-- start INPUT RECORDS --
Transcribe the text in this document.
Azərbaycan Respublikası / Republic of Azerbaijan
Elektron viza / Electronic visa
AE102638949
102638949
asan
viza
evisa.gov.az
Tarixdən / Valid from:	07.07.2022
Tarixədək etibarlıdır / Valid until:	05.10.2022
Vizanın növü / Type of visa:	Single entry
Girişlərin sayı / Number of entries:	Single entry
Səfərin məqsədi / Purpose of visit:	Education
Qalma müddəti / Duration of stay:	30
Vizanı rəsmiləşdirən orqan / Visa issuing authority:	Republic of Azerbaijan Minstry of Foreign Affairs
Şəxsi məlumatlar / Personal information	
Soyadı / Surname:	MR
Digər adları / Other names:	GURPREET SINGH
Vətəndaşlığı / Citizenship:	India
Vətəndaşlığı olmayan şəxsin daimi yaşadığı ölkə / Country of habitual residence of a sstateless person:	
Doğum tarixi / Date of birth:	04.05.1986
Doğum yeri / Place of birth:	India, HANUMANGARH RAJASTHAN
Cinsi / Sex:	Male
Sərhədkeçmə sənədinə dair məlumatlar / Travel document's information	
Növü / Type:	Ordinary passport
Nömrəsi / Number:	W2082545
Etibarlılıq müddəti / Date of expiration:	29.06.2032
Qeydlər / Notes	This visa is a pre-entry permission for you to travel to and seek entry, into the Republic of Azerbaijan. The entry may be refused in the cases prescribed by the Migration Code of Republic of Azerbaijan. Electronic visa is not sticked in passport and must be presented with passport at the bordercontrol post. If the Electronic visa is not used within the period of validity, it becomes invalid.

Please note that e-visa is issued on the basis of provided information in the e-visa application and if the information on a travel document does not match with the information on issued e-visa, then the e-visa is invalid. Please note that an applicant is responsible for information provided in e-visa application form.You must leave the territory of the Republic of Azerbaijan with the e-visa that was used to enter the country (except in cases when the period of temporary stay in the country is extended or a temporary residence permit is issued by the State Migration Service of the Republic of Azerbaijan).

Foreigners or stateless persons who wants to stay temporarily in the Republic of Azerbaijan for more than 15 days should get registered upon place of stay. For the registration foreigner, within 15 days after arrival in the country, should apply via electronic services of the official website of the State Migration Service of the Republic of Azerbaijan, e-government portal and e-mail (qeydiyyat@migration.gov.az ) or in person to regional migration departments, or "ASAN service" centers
-- end INPUT RECORDS --
WHAT YOU SHOULD DO: Where a line in the material above holds "məlumatlar", copy that line.

FINAL RESULT:
Şəxsi məlumatlar / Personal information	
Sərhədkeçmə sənədinə dair məlumatlar / Travel document's information	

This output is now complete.